Records from a dataset:

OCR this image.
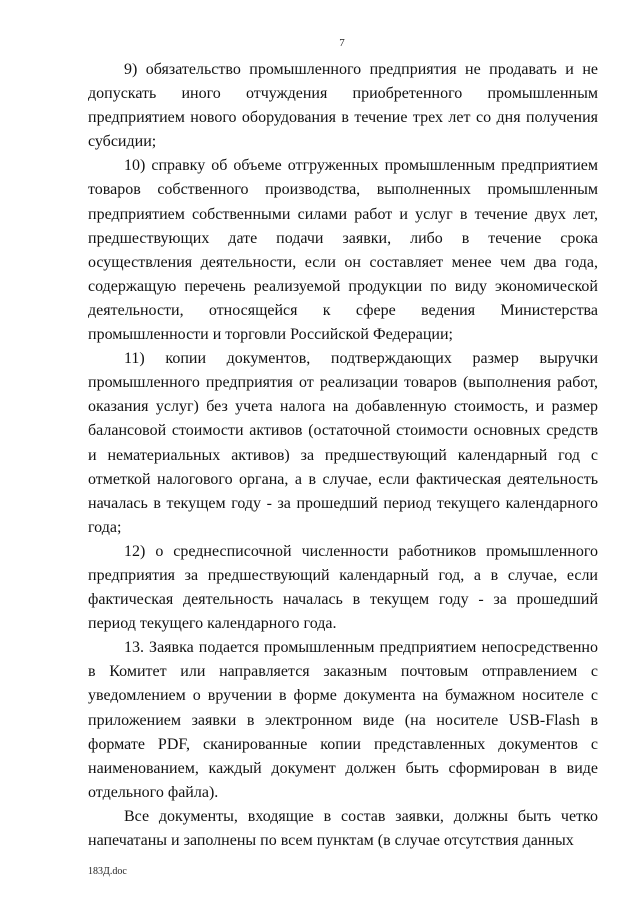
7

9) обязательство промышленного предприятия не продавать и не допускать иного отчуждения приобретенного промышленным предприятием нового оборудования в течение трех лет со дня получения субсидии;

10) справку об объеме отгруженных промышленным предприятием товаров собственного производства, выполненных промышленным предприятием собственными силами работ и услуг в течение двух лет, предшествующих дате подачи заявки, либо в течение срока осуществления деятельности, если он составляет менее чем два года, содержащую перечень реализуемой продукции по виду экономической деятельности, относящейся к сфере ведения Министерства промышленности и торговли Российской Федерации;

11) копии документов, подтверждающих размер выручки промышленного предприятия от реализации товаров (выполнения работ, оказания услуг) без учета налога на добавленную стоимость, и размер балансовой стоимости активов (остаточной стоимости основных средств и нематериальных активов) за предшествующий календарный год с отметкой налогового органа, а в случае, если фактическая деятельность началась в текущем году - за прошедший период текущего календарного года;

12) о среднесписочной численности работников промышленного предприятия за предшествующий календарный год, а в случае, если фактическая деятельность началась в текущем году - за прошедший период текущего календарного года.

13. Заявка подается промышленным предприятием непосредственно в Комитет или направляется заказным почтовым отправлением с уведомлением о вручении в форме документа на бумажном носителе с приложением заявки в электронном виде (на носителе USB-Flash в формате PDF, сканированные копии представленных документов с наименованием, каждый документ должен быть сформирован в виде отдельного файла).

Все документы, входящие в состав заявки, должны быть четко напечатаны и заполнены по всем пунктам (в случае отсутствия данных

183Д.doc
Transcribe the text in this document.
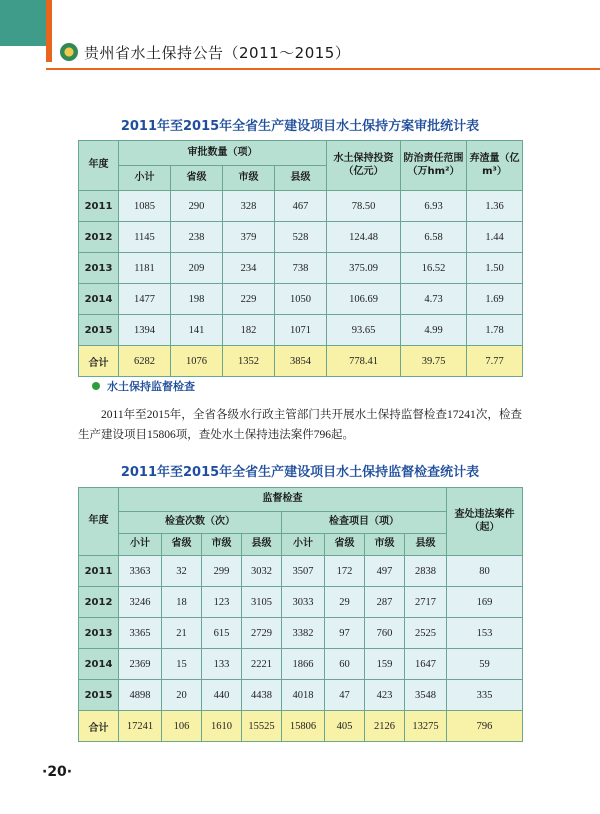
贵州省水土保持公告（2011～2015）
2011年至2015年全省生产建设项目水土保持方案审批统计表
年度	审批数量（项）				水土保持投资（亿元）	防治责任范围（万hm²）	弃渣量（亿m³）
	小计	省级	市级	县级			
2011	1085	290	328	467	78.50	6.93	1.36
2012	1145	238	379	528	124.48	6.58	1.44
2013	1181	209	234	738	375.09	16.52	1.50
2014	1477	198	229	1050	106.69	4.73	1.69
2015	1394	141	182	1071	93.65	4.99	1.78
合计	6282	1076	1352	3854	778.41	39.75	7.77
水土保持监督检查
2011年至2015年，全省各级水行政主管部门共开展水土保持监督检查17241次，检查生产建设项目15806项，查处水土保持违法案件796起。
2011年至2015年全省生产建设项目水土保持监督检查统计表
年度	监督检查								查处违法案件（起）
	检查次数（次）				检查项目（项）				
	小计	省级	市级	县级	小计	省级	市级	县级	
2011	3363	32	299	3032	3507	172	497	2838	80
2012	3246	18	123	3105	3033	29	287	2717	169
2013	3365	21	615	2729	3382	97	760	2525	153
2014	2369	15	133	2221	1866	60	159	1647	59
2015	4898	20	440	4438	4018	47	423	3548	335
合计	17241	106	1610	15525	15806	405	2126	13275	796
·20·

What to do
Repeat the records above exactly, leaving out the pictures.

Written answer
OCR this image.
7

9) обязательство промышленного предприятия не продавать и не допускать иного отчуждения приобретенного промышленным предприятием нового оборудования в течение трех лет со дня получения субсидии;

10) справку об объеме отгруженных промышленным предприятием товаров собственного производства, выполненных промышленным предприятием собственными силами работ и услуг в течение двух лет, предшествующих дате подачи заявки, либо в течение срока осуществления деятельности, если он составляет менее чем два года, содержащую перечень реализуемой продукции по виду экономической деятельности, относящейся к сфере ведения Министерства промышленности и торговли Российской Федерации;

11) копии документов, подтверждающих размер выручки промышленного предприятия от реализации товаров (выполнения работ, оказания услуг) без учета налога на добавленную стоимость, и размер балансовой стоимости активов (остаточной стоимости основных средств и нематериальных активов) за предшествующий календарный год с отметкой налогового органа, а в случае, если фактическая деятельность началась в текущем году - за прошедший период текущего календарного года;

12) о среднесписочной численности работников промышленного предприятия за предшествующий календарный год, а в случае, если фактическая деятельность началась в текущем году - за прошедший период текущего календарного года.

13. Заявка подается промышленным предприятием непосредственно в Комитет или направляется заказным почтовым отправлением с уведомлением о вручении в форме документа на бумажном носителе с приложением заявки в электронном виде (на носителе USB-Flash в формате PDF, сканированные копии представленных документов с наименованием, каждый документ должен быть сформирован в виде отдельного файла).

Все документы, входящие в состав заявки, должны быть четко напечатаны и заполнены по всем пунктам (в случае отсутствия данных

183Д.doc
Transcribe the text in this document.
贵州省水土保持公告（2011～2015）
2011年至2015年全省生产建设项目水土保持方案审批统计表
年度	审批数量（项）				水土保持投资（亿元）	防治责任范围（万hm²）	弃渣量（亿m³）
	小计	省级	市级	县级			
2011	1085	290	328	467	78.50	6.93	1.36
2012	1145	238	379	528	124.48	6.58	1.44
2013	1181	209	234	738	375.09	16.52	1.50
2014	1477	198	229	1050	106.69	4.73	1.69
2015	1394	141	182	1071	93.65	4.99	1.78
合计	6282	1076	1352	3854	778.41	39.75	7.77
水土保持监督检查
2011年至2015年，全省各级水行政主管部门共开展水土保持监督检查17241次，检查生产建设项目15806项，查处水土保持违法案件796起。
2011年至2015年全省生产建设项目水土保持监督检查统计表
年度	监督检查								查处违法案件（起）
	检查次数（次）				检查项目（项）				
	小计	省级	市级	县级	小计	省级	市级	县级	
2011	3363	32	299	3032	3507	172	497	2838	80
2012	3246	18	123	3105	3033	29	287	2717	169
2013	3365	21	615	2729	3382	97	760	2525	153
2014	2369	15	133	2221	1866	60	159	1647	59
2015	4898	20	440	4438	4018	47	423	3548	335
合计	17241	106	1610	15525	15806	405	2126	13275	796
·20·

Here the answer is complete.